* **Do this**
Each line containing the word "البئر" needs to be copied.

* **Data lines**
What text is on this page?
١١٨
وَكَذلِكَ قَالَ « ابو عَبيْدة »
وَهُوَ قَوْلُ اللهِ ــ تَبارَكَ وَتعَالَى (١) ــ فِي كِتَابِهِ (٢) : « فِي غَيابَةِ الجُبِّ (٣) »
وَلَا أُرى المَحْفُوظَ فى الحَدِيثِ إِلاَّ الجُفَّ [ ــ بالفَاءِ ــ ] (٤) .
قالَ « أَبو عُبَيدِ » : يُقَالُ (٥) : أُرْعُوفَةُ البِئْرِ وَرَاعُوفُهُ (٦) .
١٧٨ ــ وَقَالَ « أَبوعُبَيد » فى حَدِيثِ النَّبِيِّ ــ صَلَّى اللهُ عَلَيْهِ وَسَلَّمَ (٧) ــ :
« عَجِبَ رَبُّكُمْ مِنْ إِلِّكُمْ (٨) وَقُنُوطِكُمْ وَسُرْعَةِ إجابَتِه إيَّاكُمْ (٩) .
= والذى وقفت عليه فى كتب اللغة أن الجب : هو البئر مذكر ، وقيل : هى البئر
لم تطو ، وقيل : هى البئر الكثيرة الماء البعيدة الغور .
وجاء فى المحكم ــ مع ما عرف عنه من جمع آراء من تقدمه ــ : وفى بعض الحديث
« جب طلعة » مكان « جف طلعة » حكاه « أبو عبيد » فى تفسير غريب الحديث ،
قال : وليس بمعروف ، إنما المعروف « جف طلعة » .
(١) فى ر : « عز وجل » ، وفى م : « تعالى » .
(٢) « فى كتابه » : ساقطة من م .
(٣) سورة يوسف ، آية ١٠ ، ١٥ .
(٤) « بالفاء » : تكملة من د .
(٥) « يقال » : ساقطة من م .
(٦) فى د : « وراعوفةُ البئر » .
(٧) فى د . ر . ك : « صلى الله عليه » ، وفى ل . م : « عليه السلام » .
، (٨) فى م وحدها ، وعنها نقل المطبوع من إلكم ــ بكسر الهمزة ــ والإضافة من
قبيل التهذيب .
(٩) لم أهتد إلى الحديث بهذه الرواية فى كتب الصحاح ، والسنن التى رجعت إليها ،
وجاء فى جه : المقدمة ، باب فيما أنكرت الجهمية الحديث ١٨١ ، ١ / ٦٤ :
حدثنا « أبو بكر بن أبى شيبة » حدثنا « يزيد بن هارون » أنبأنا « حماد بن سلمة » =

* **Answer to this problem**
= والذى وقفت عليه فى كتب اللغة أن الجب : هو البئر مذكر ، وقيل : هى البئر
لم تطو ، وقيل : هى البئر الكثيرة الماء البعيدة الغور .
(٦) فى د : « وراعوفةُ البئر » .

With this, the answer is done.